Given problem » Reproduce the records below, swapping "baud rate" for "bit rate" wherever it occurs and leaving everything else untouched.

Items »
————————

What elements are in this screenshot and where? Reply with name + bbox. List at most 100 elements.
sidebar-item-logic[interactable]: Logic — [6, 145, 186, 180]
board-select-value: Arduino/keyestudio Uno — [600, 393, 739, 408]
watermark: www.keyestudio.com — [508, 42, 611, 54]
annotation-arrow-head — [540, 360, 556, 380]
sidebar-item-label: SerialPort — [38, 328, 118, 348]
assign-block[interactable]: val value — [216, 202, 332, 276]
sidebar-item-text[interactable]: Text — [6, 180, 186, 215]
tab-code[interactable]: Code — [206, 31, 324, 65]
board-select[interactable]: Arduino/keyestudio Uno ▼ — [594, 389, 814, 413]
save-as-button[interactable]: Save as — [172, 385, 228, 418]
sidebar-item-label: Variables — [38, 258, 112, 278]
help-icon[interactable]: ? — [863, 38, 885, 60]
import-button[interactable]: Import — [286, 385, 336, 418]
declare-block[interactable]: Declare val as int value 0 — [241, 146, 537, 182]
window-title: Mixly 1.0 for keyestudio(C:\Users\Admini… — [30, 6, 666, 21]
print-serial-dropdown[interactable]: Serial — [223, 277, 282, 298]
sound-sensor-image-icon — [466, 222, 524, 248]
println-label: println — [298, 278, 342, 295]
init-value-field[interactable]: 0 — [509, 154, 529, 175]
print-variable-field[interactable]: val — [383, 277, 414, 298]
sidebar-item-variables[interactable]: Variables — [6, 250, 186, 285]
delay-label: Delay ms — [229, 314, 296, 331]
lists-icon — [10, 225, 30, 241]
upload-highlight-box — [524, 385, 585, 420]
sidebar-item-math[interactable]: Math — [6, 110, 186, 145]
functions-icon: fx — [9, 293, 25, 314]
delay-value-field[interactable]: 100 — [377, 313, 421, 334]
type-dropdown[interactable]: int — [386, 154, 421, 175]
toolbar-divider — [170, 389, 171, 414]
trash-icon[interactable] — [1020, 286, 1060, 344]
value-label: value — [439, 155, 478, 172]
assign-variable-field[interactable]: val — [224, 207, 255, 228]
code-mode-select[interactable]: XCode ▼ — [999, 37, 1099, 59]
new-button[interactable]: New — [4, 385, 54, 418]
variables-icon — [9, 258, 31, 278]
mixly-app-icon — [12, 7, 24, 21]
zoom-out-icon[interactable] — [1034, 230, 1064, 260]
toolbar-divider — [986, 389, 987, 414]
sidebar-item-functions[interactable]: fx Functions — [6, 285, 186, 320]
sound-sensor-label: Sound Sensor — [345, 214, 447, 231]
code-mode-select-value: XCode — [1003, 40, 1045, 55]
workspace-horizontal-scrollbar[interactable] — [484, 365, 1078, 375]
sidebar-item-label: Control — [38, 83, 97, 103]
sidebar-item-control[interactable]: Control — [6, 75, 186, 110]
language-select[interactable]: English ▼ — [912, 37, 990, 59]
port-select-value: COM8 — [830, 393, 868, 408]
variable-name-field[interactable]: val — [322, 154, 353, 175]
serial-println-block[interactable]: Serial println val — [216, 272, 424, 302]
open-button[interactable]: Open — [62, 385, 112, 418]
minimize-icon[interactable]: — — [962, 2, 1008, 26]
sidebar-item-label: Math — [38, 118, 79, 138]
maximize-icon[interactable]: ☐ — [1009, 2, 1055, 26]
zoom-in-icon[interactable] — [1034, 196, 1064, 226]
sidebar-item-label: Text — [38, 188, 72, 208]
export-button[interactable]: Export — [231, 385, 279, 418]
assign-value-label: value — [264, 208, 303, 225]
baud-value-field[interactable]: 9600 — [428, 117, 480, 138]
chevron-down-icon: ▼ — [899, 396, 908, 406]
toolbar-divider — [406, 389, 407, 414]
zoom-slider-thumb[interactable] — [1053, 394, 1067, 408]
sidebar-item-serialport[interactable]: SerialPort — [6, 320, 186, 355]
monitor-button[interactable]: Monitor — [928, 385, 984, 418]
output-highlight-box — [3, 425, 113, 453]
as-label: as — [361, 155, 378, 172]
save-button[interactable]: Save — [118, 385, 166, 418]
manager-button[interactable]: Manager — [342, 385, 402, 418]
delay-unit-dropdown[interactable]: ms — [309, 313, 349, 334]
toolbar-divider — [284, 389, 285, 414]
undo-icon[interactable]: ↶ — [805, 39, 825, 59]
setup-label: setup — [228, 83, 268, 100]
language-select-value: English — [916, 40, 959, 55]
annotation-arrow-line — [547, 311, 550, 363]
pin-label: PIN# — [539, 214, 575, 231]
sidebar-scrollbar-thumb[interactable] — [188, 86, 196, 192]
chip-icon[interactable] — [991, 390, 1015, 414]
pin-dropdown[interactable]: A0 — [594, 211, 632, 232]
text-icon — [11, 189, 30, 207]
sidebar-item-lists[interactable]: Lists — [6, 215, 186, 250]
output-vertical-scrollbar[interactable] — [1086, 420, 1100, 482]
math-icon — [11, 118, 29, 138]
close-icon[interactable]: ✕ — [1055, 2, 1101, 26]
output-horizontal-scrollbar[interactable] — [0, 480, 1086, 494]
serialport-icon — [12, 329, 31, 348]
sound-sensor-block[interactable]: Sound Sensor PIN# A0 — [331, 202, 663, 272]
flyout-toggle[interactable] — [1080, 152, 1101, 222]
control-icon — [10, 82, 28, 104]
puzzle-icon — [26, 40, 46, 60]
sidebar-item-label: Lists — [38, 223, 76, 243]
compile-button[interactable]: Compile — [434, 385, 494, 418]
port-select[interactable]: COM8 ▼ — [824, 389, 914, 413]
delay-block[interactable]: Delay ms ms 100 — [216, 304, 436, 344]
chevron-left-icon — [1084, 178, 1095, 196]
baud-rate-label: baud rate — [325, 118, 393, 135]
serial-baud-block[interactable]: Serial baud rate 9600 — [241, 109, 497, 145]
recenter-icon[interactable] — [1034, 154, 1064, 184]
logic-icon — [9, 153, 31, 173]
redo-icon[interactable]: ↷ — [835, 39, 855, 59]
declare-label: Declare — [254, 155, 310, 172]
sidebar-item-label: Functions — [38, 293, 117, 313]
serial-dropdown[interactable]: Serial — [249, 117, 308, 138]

————————

Expected answer »
What elements are in this screenshot and where? Reply with name + bbox. List at most 100 elements.
sidebar-item-logic[interactable]: Logic — [6, 145, 186, 180]
board-select-value: Arduino/keyestudio Uno — [600, 393, 739, 408]
watermark: www.keyestudio.com — [508, 42, 611, 54]
annotation-arrow-head — [540, 360, 556, 380]
sidebar-item-label: SerialPort — [38, 328, 118, 348]
assign-block[interactable]: val value — [216, 202, 332, 276]
sidebar-item-text[interactable]: Text — [6, 180, 186, 215]
tab-code[interactable]: Code — [206, 31, 324, 65]
board-select[interactable]: Arduino/keyestudio Uno ▼ — [594, 389, 814, 413]
save-as-button[interactable]: Save as — [172, 385, 228, 418]
sidebar-item-label: Variables — [38, 258, 112, 278]
help-icon[interactable]: ? — [863, 38, 885, 60]
import-button[interactable]: Import — [286, 385, 336, 418]
declare-block[interactable]: Declare val as int value 0 — [241, 146, 537, 182]
window-title: Mixly 1.0 for keyestudio(C:\Users\Admini… — [30, 6, 666, 21]
print-serial-dropdown[interactable]: Serial — [223, 277, 282, 298]
sound-sensor-image-icon — [466, 222, 524, 248]
println-label: println — [298, 278, 342, 295]
init-value-field[interactable]: 0 — [509, 154, 529, 175]
print-variable-field[interactable]: val — [383, 277, 414, 298]
sidebar-item-variables[interactable]: Variables — [6, 250, 186, 285]
delay-label: Delay ms — [229, 314, 296, 331]
lists-icon — [10, 225, 30, 241]
upload-highlight-box — [524, 385, 585, 420]
sidebar-item-math[interactable]: Math — [6, 110, 186, 145]
functions-icon: fx — [9, 293, 25, 314]
delay-value-field[interactable]: 100 — [377, 313, 421, 334]
type-dropdown[interactable]: int — [386, 154, 421, 175]
toolbar-divider — [170, 389, 171, 414]
trash-icon[interactable] — [1020, 286, 1060, 344]
value-label: value — [439, 155, 478, 172]
assign-variable-field[interactable]: val — [224, 207, 255, 228]
code-mode-select[interactable]: XCode ▼ — [999, 37, 1099, 59]
new-button[interactable]: New — [4, 385, 54, 418]
variables-icon — [9, 258, 31, 278]
mixly-app-icon — [12, 7, 24, 21]
zoom-out-icon[interactable] — [1034, 230, 1064, 260]
toolbar-divider — [986, 389, 987, 414]
sidebar-item-functions[interactable]: fx Functions — [6, 285, 186, 320]
sound-sensor-label: Sound Sensor — [345, 214, 447, 231]
code-mode-select-value: XCode — [1003, 40, 1045, 55]
workspace-horizontal-scrollbar[interactable] — [484, 365, 1078, 375]
sidebar-item-label: Control — [38, 83, 97, 103]
sidebar-item-control[interactable]: Control — [6, 75, 186, 110]
language-select[interactable]: English ▼ — [912, 37, 990, 59]
port-select-value: COM8 — [830, 393, 868, 408]
variable-name-field[interactable]: val — [322, 154, 353, 175]
serial-println-block[interactable]: Serial println val — [216, 272, 424, 302]
open-button[interactable]: Open — [62, 385, 112, 418]
minimize-icon[interactable]: — — [962, 2, 1008, 26]
sidebar-item-label: Math — [38, 118, 79, 138]
maximize-icon[interactable]: ☐ — [1009, 2, 1055, 26]
zoom-in-icon[interactable] — [1034, 196, 1064, 226]
sidebar-item-label: Text — [38, 188, 72, 208]
export-button[interactable]: Export — [231, 385, 279, 418]
assign-value-label: value — [264, 208, 303, 225]
baud-value-field[interactable]: 9600 — [428, 117, 480, 138]
chevron-down-icon: ▼ — [899, 396, 908, 406]
toolbar-divider — [406, 389, 407, 414]
zoom-slider-thumb[interactable] — [1053, 394, 1067, 408]
sidebar-item-serialport[interactable]: SerialPort — [6, 320, 186, 355]
monitor-button[interactable]: Monitor — [928, 385, 984, 418]
output-highlight-box — [3, 425, 113, 453]
as-label: as — [361, 155, 378, 172]
save-button[interactable]: Save — [118, 385, 166, 418]
manager-button[interactable]: Manager — [342, 385, 402, 418]
delay-unit-dropdown[interactable]: ms — [309, 313, 349, 334]
toolbar-divider — [284, 389, 285, 414]
undo-icon[interactable]: ↶ — [805, 39, 825, 59]
setup-label: setup — [228, 83, 268, 100]
language-select-value: English — [916, 40, 959, 55]
annotation-arrow-line — [547, 311, 550, 363]
pin-label: PIN# — [539, 214, 575, 231]
sidebar-scrollbar-thumb[interactable] — [188, 86, 196, 192]
chip-icon[interactable] — [991, 390, 1015, 414]
pin-dropdown[interactable]: A0 — [594, 211, 632, 232]
text-icon — [11, 189, 30, 207]
sidebar-item-lists[interactable]: Lists — [6, 215, 186, 250]
output-vertical-scrollbar[interactable] — [1086, 420, 1100, 482]
math-icon — [11, 118, 29, 138]
close-icon[interactable]: ✕ — [1055, 2, 1101, 26]
output-horizontal-scrollbar[interactable] — [0, 480, 1086, 494]
serialport-icon — [12, 329, 31, 348]
sound-sensor-block[interactable]: Sound Sensor PIN# A0 — [331, 202, 663, 272]
flyout-toggle[interactable] — [1080, 152, 1101, 222]
control-icon — [10, 82, 28, 104]
puzzle-icon — [26, 40, 46, 60]
sidebar-item-label: Lists — [38, 223, 76, 243]
compile-button[interactable]: Compile — [434, 385, 494, 418]
port-select[interactable]: COM8 ▼ — [824, 389, 914, 413]
delay-block[interactable]: Delay ms ms 100 — [216, 304, 436, 344]
chevron-left-icon — [1084, 178, 1095, 196]
baud-rate-label: bit rate — [325, 118, 393, 135]
serial-baud-block[interactable]: Serial bit rate 9600 — [241, 109, 497, 145]
recenter-icon[interactable] — [1034, 154, 1064, 184]
logic-icon — [9, 153, 31, 173]
redo-icon[interactable]: ↷ — [835, 39, 855, 59]
declare-label: Declare — [254, 155, 310, 172]
sidebar-item-label: Functions — [38, 293, 117, 313]
serial-dropdown[interactable]: Serial — [249, 117, 308, 138]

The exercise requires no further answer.